• [Problem to work on]:
Return the entries below line for line, without any change, omitting the pictures from your reply.

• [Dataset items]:
========================================================================
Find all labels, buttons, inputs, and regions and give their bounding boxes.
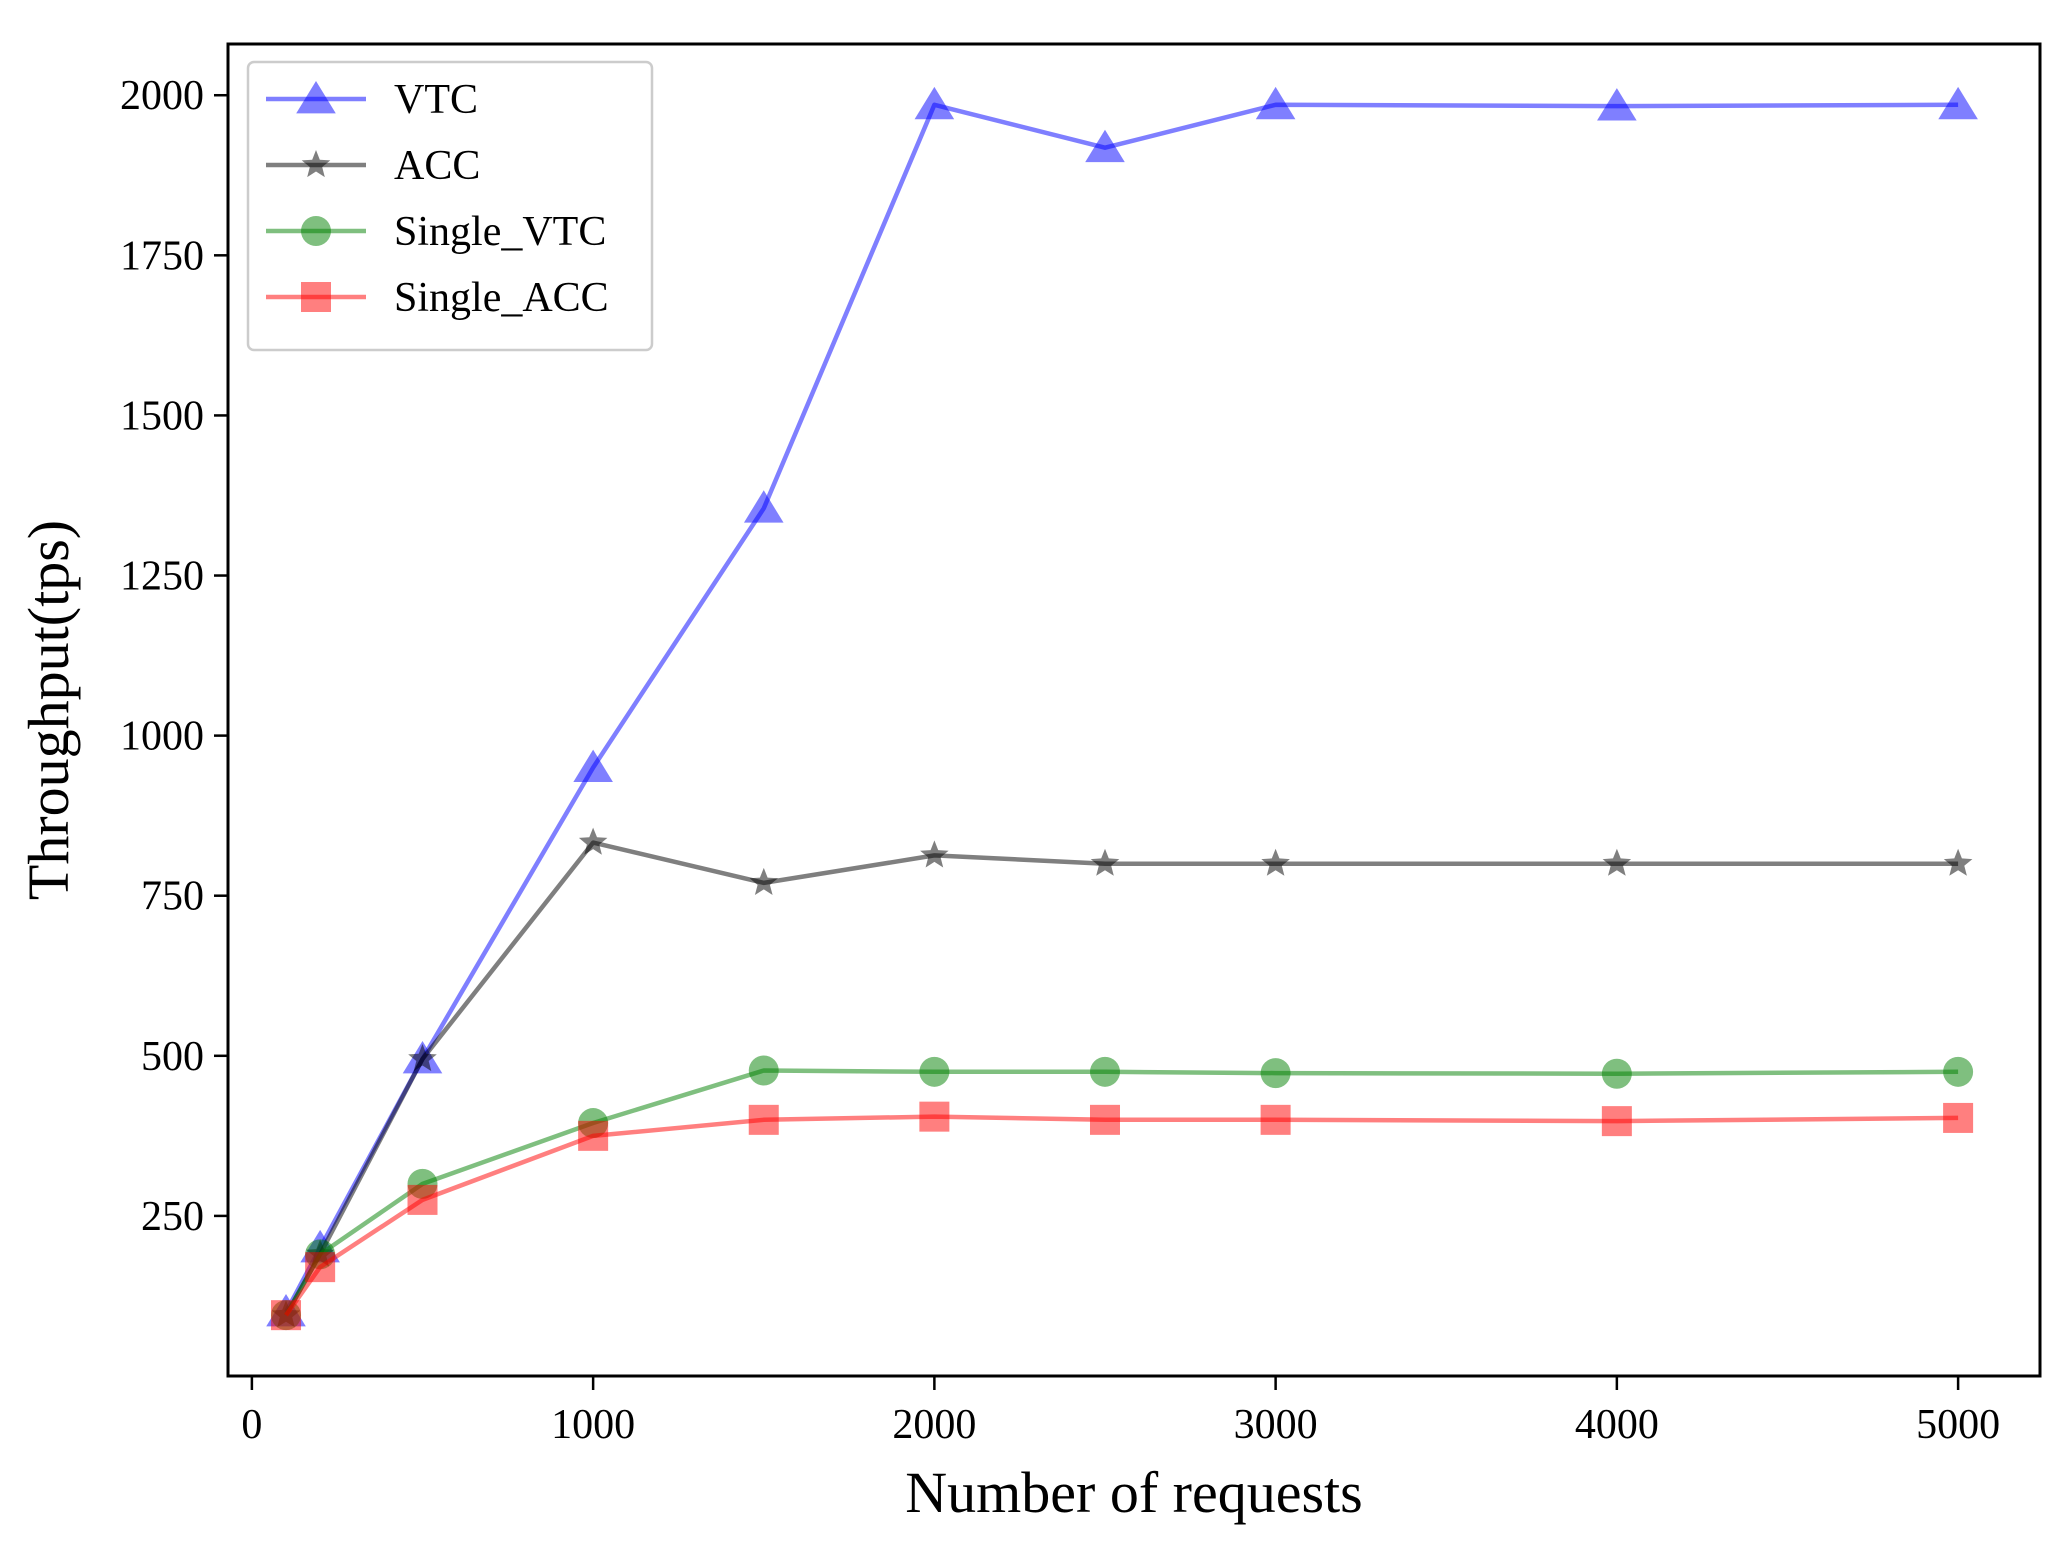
legend-marker-acc bbox=[301, 150, 331, 178]
x-tick-label: 2000 bbox=[892, 1402, 976, 1448]
series-layer bbox=[266, 86, 1978, 1331]
y-tick-label: 1000 bbox=[120, 714, 204, 760]
data-point-vtc bbox=[1085, 129, 1125, 163]
data-point-single-acc bbox=[1089, 1104, 1120, 1135]
y-tick-label: 1500 bbox=[120, 393, 204, 439]
legend-marker-single-vtc bbox=[301, 216, 331, 246]
data-point-vtc bbox=[1597, 88, 1637, 121]
data-point-vtc bbox=[1938, 86, 1978, 120]
legend-label-single-acc: Single_ACC bbox=[394, 275, 609, 321]
data-point-single-vtc bbox=[1089, 1056, 1120, 1087]
y-tick-label: 2000 bbox=[120, 73, 204, 119]
data-point-acc bbox=[408, 1044, 437, 1072]
y-tick-label: 250 bbox=[141, 1194, 204, 1240]
data-point-single-vtc bbox=[919, 1056, 950, 1087]
plot-area-frame bbox=[226, 42, 2042, 1378]
legend-label-vtc: VTC bbox=[394, 77, 478, 123]
data-point-acc bbox=[920, 840, 949, 868]
x-axis-title: Number of requests bbox=[905, 1460, 1362, 1525]
data-point-vtc bbox=[914, 86, 955, 120]
data-point-acc bbox=[1943, 848, 1973, 876]
series-line-single-vtc bbox=[284, 1068, 1959, 1317]
data-point-vtc bbox=[573, 749, 613, 783]
data-point-single-acc bbox=[748, 1104, 779, 1135]
data-point-single-acc bbox=[578, 1120, 609, 1151]
legend-label-acc: ACC bbox=[394, 143, 480, 189]
legend-item-single-acc: Single_ACC bbox=[266, 275, 609, 321]
x-tick-label: 0 bbox=[241, 1402, 262, 1448]
legend-label-single-vtc: Single_VTC bbox=[394, 209, 606, 255]
y-axis-title: Throughput(tps) bbox=[16, 520, 81, 900]
data-point-single-acc bbox=[305, 1252, 336, 1283]
data-point-acc bbox=[1090, 848, 1120, 876]
data-point-single-acc bbox=[1260, 1104, 1291, 1135]
data-point-acc bbox=[578, 827, 608, 855]
data-point-single-acc bbox=[271, 1300, 302, 1331]
data-point-single-vtc bbox=[1260, 1058, 1291, 1089]
data-point-acc bbox=[1602, 848, 1632, 876]
data-point-single-acc bbox=[919, 1101, 950, 1132]
legend-item-vtc: VTC bbox=[266, 77, 478, 123]
series-line-single-acc bbox=[284, 1114, 1959, 1317]
y-tick-label: 500 bbox=[141, 1034, 204, 1080]
series-single-acc bbox=[271, 1101, 1974, 1331]
x-tick-label: 3000 bbox=[1234, 1402, 1318, 1448]
data-point-vtc bbox=[1255, 86, 1296, 120]
x-tick-label: 5000 bbox=[1916, 1402, 2000, 1448]
x-tick-label: 1000 bbox=[551, 1402, 635, 1448]
data-point-single-acc bbox=[1943, 1102, 1974, 1133]
data-point-single-vtc bbox=[748, 1055, 779, 1086]
y-tick-label: 750 bbox=[141, 874, 204, 920]
tick-layer: 0 1000 2000 3000 4000 5000 250 500 750 1000 1250 15… bbox=[120, 73, 2000, 1448]
legend-box bbox=[246, 60, 654, 352]
y-tick-label: 1750 bbox=[120, 233, 204, 279]
data-point-acc bbox=[749, 867, 778, 895]
legend-item-single-vtc: Single_VTC bbox=[266, 209, 606, 255]
data-point-vtc bbox=[743, 490, 784, 523]
data-point-single-vtc bbox=[1943, 1056, 1974, 1087]
data-point-acc bbox=[1261, 848, 1290, 876]
x-tick-label: 4000 bbox=[1575, 1402, 1659, 1448]
legend-marker-vtc bbox=[296, 81, 336, 114]
series-line-acc bbox=[284, 840, 1959, 1317]
y-tick-label: 1250 bbox=[120, 554, 204, 600]
data-point-single-acc bbox=[407, 1184, 438, 1215]
legend-item-acc: ACC bbox=[266, 143, 480, 189]
legend-marker-single-acc bbox=[301, 282, 331, 312]
data-point-single-acc bbox=[1601, 1106, 1632, 1137]
data-point-single-vtc bbox=[1601, 1058, 1632, 1089]
legend: VTC ACC Single_VTC Single_ACC bbox=[246, 60, 654, 352]
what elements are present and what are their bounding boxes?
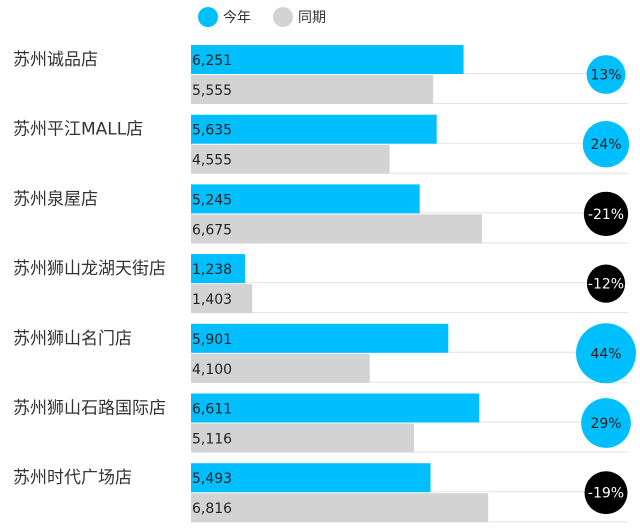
growth-bubble[interactable] <box>581 398 631 448</box>
bar-prior-period[interactable] <box>191 493 489 523</box>
bar-current-year[interactable] <box>191 45 464 74</box>
bar-prior-period[interactable] <box>191 214 483 244</box>
value-label-current-year: 1,238 <box>192 262 232 278</box>
growth-bubble[interactable] <box>584 471 628 515</box>
value-label-prior-period: 6,816 <box>192 501 232 517</box>
value-label-prior-period: 1,403 <box>192 292 232 308</box>
bar-current-year[interactable] <box>191 393 480 423</box>
value-label-current-year: 5,245 <box>192 192 232 208</box>
growth-label: -21% <box>588 207 624 223</box>
growth-label: 24% <box>590 137 621 153</box>
category-label: 苏州泉屋店 <box>13 189 98 209</box>
category-label: 苏州平江MALL店 <box>13 120 143 140</box>
value-label-prior-period: 5,116 <box>192 432 232 448</box>
legend-marker-prior-period[interactable] <box>273 7 293 27</box>
growth-bubble[interactable] <box>582 121 630 168</box>
legend-label-prior-period: 同期 <box>298 10 326 26</box>
category-label: 苏州诚品店 <box>13 50 98 70</box>
legend-marker-current-year[interactable] <box>198 7 218 27</box>
bar-current-year[interactable] <box>191 463 431 493</box>
growth-bubble[interactable] <box>583 191 629 237</box>
value-label-prior-period: 4,100 <box>192 362 232 378</box>
bar-prior-period[interactable] <box>191 284 253 314</box>
value-label-prior-period: 5,555 <box>192 83 232 99</box>
value-label-current-year: 5,901 <box>192 332 232 348</box>
value-label-prior-period: 4,555 <box>192 153 232 169</box>
growth-label: 29% <box>590 416 621 432</box>
category-label: 苏州狮山名门店 <box>13 329 132 349</box>
bar-prior-period[interactable] <box>191 144 390 174</box>
growth-bubble[interactable] <box>586 55 626 94</box>
growth-label: 13% <box>590 68 621 84</box>
growth-label: -19% <box>588 486 624 502</box>
growth-label: 44% <box>590 346 621 362</box>
bar-current-year[interactable] <box>191 323 449 353</box>
legend-label-current-year: 今年 <box>223 10 251 26</box>
growth-bubble[interactable] <box>586 264 626 303</box>
value-label-current-year: 5,635 <box>192 123 232 139</box>
growth-label: -12% <box>588 277 624 293</box>
value-label-current-year: 6,251 <box>192 53 232 69</box>
bar-current-year[interactable] <box>191 254 245 284</box>
category-label: 苏州狮山石路国际店 <box>13 399 166 419</box>
category-label: 苏州狮山龙湖天街店 <box>13 259 166 279</box>
bar-current-year[interactable] <box>191 114 437 144</box>
bar-prior-period[interactable] <box>191 353 370 383</box>
value-label-prior-period: 6,675 <box>192 222 232 238</box>
growth-bubble[interactable] <box>576 323 636 384</box>
value-label-current-year: 6,611 <box>192 402 232 418</box>
bar-current-year[interactable] <box>191 184 420 214</box>
category-label: 苏州时代广场店 <box>13 468 132 488</box>
bar-prior-period[interactable] <box>191 75 434 104</box>
value-label-current-year: 5,493 <box>192 471 232 487</box>
bar-prior-period[interactable] <box>191 423 415 453</box>
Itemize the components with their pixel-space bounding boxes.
========================================================================
• [Result of the task]:
Find all labels, buttons, inputs, and regions and give their bounding boxes.
legend-marker-acc bbox=[301, 150, 331, 178]
x-tick-label: 2000 bbox=[892, 1402, 976, 1448]
series-layer bbox=[266, 86, 1978, 1331]
y-tick-label: 1000 bbox=[120, 714, 204, 760]
data-point-vtc bbox=[1085, 129, 1125, 163]
data-point-single-acc bbox=[1089, 1104, 1120, 1135]
y-tick-label: 1500 bbox=[120, 393, 204, 439]
legend-marker-single-vtc bbox=[301, 216, 331, 246]
data-point-vtc bbox=[1597, 88, 1637, 121]
data-point-vtc bbox=[1938, 86, 1978, 120]
legend-label-single-acc: Single_ACC bbox=[394, 275, 609, 321]
data-point-single-vtc bbox=[1089, 1056, 1120, 1087]
y-tick-label: 2000 bbox=[120, 73, 204, 119]
data-point-acc bbox=[408, 1044, 437, 1072]
y-tick-label: 250 bbox=[141, 1194, 204, 1240]
data-point-single-vtc bbox=[919, 1056, 950, 1087]
plot-area-frame bbox=[226, 42, 2042, 1378]
legend-label-vtc: VTC bbox=[394, 77, 478, 123]
data-point-acc bbox=[920, 840, 949, 868]
x-axis-title: Number of requests bbox=[905, 1460, 1362, 1525]
data-point-vtc bbox=[914, 86, 955, 120]
data-point-acc bbox=[1943, 848, 1973, 876]
series-line-single-vtc bbox=[284, 1068, 1959, 1317]
data-point-vtc bbox=[573, 749, 613, 783]
data-point-single-acc bbox=[748, 1104, 779, 1135]
data-point-single-acc bbox=[578, 1120, 609, 1151]
legend-label-acc: ACC bbox=[394, 143, 480, 189]
legend-item-single-acc: Single_ACC bbox=[266, 275, 609, 321]
x-tick-label: 0 bbox=[241, 1402, 262, 1448]
legend-label-single-vtc: Single_VTC bbox=[394, 209, 606, 255]
y-axis-title: Throughput(tps) bbox=[16, 520, 81, 900]
data-point-single-acc bbox=[305, 1252, 336, 1283]
data-point-acc bbox=[1090, 848, 1120, 876]
data-point-single-acc bbox=[1260, 1104, 1291, 1135]
data-point-acc bbox=[578, 827, 608, 855]
data-point-single-acc bbox=[271, 1300, 302, 1331]
data-point-single-vtc bbox=[1260, 1058, 1291, 1089]
data-point-acc bbox=[1602, 848, 1632, 876]
data-point-single-acc bbox=[919, 1101, 950, 1132]
legend-item-vtc: VTC bbox=[266, 77, 478, 123]
series-line-single-acc bbox=[284, 1114, 1959, 1317]
y-tick-label: 500 bbox=[141, 1034, 204, 1080]
series-single-acc bbox=[271, 1101, 1974, 1331]
x-tick-label: 3000 bbox=[1234, 1402, 1318, 1448]
data-point-vtc bbox=[1255, 86, 1296, 120]
x-tick-label: 5000 bbox=[1916, 1402, 2000, 1448]
x-tick-label: 1000 bbox=[551, 1402, 635, 1448]
data-point-single-acc bbox=[1943, 1102, 1974, 1133]
data-point-single-vtc bbox=[748, 1055, 779, 1086]
y-tick-label: 750 bbox=[141, 874, 204, 920]
tick-layer: 0 1000 2000 3000 4000 5000 250 500 750 1000 1250 15… bbox=[120, 73, 2000, 1448]
legend-box bbox=[246, 60, 654, 352]
y-tick-label: 1750 bbox=[120, 233, 204, 279]
data-point-acc bbox=[749, 867, 778, 895]
legend-item-single-vtc: Single_VTC bbox=[266, 209, 606, 255]
data-point-vtc bbox=[743, 490, 784, 523]
data-point-single-vtc bbox=[1943, 1056, 1974, 1087]
data-point-acc bbox=[1261, 848, 1290, 876]
x-tick-label: 4000 bbox=[1575, 1402, 1659, 1448]
legend-marker-vtc bbox=[296, 81, 336, 114]
series-line-acc bbox=[284, 840, 1959, 1317]
y-tick-label: 1250 bbox=[120, 554, 204, 600]
data-point-single-acc bbox=[407, 1184, 438, 1215]
legend-item-acc: ACC bbox=[266, 143, 480, 189]
legend-marker-single-acc bbox=[301, 282, 331, 312]
data-point-single-acc bbox=[1601, 1106, 1632, 1137]
data-point-single-vtc bbox=[1601, 1058, 1632, 1089]
legend: VTC ACC Single_VTC Single_ACC bbox=[246, 60, 654, 352]
what elements are present and what are their bounding boxes?
growth-bubble[interactable] <box>581 398 631 448</box>
bar-prior-period[interactable] <box>191 493 489 523</box>
bar-current-year[interactable] <box>191 45 464 74</box>
bar-prior-period[interactable] <box>191 214 483 244</box>
value-label-current-year: 1,238 <box>192 262 232 278</box>
growth-bubble[interactable] <box>584 471 628 515</box>
value-label-prior-period: 6,816 <box>192 501 232 517</box>
value-label-prior-period: 1,403 <box>192 292 232 308</box>
bar-current-year[interactable] <box>191 393 480 423</box>
value-label-current-year: 5,245 <box>192 192 232 208</box>
growth-label: -21% <box>588 207 624 223</box>
growth-label: 24% <box>590 137 621 153</box>
category-label: 苏州泉屋店 <box>13 189 98 209</box>
category-label: 苏州平江MALL店 <box>13 120 143 140</box>
value-label-prior-period: 5,116 <box>192 432 232 448</box>
legend-marker-prior-period[interactable] <box>273 7 293 27</box>
growth-bubble[interactable] <box>582 121 630 168</box>
legend-label-prior-period: 同期 <box>298 10 326 26</box>
category-label: 苏州诚品店 <box>13 50 98 70</box>
legend-marker-current-year[interactable] <box>198 7 218 27</box>
bar-current-year[interactable] <box>191 463 431 493</box>
growth-bubble[interactable] <box>583 191 629 237</box>
value-label-prior-period: 4,100 <box>192 362 232 378</box>
bar-prior-period[interactable] <box>191 284 253 314</box>
value-label-prior-period: 5,555 <box>192 83 232 99</box>
value-label-current-year: 5,901 <box>192 332 232 348</box>
value-label-prior-period: 4,555 <box>192 153 232 169</box>
growth-label: 29% <box>590 416 621 432</box>
category-label: 苏州狮山名门店 <box>13 329 132 349</box>
bar-prior-period[interactable] <box>191 144 390 174</box>
growth-bubble[interactable] <box>586 55 626 94</box>
growth-label: 13% <box>590 68 621 84</box>
growth-label: -19% <box>588 486 624 502</box>
growth-label: 44% <box>590 346 621 362</box>
bar-current-year[interactable] <box>191 323 449 353</box>
legend-label-current-year: 今年 <box>223 10 251 26</box>
growth-bubble[interactable] <box>586 264 626 303</box>
value-label-current-year: 5,635 <box>192 123 232 139</box>
growth-label: -12% <box>588 277 624 293</box>
value-label-current-year: 6,251 <box>192 53 232 69</box>
bar-current-year[interactable] <box>191 254 245 284</box>
category-label: 苏州狮山石路国际店 <box>13 399 166 419</box>
category-label: 苏州狮山龙湖天街店 <box>13 259 166 279</box>
bar-current-year[interactable] <box>191 114 437 144</box>
bar-prior-period[interactable] <box>191 353 370 383</box>
value-label-prior-period: 6,675 <box>192 222 232 238</box>
growth-bubble[interactable] <box>576 323 636 384</box>
value-label-current-year: 6,611 <box>192 402 232 418</box>
bar-current-year[interactable] <box>191 184 420 214</box>
category-label: 苏州时代广场店 <box>13 468 132 488</box>
bar-prior-period[interactable] <box>191 75 434 104</box>
value-label-current-year: 5,493 <box>192 471 232 487</box>
bar-prior-period[interactable] <box>191 423 415 453</box>
Itemize the components with their pixel-space bounding boxes.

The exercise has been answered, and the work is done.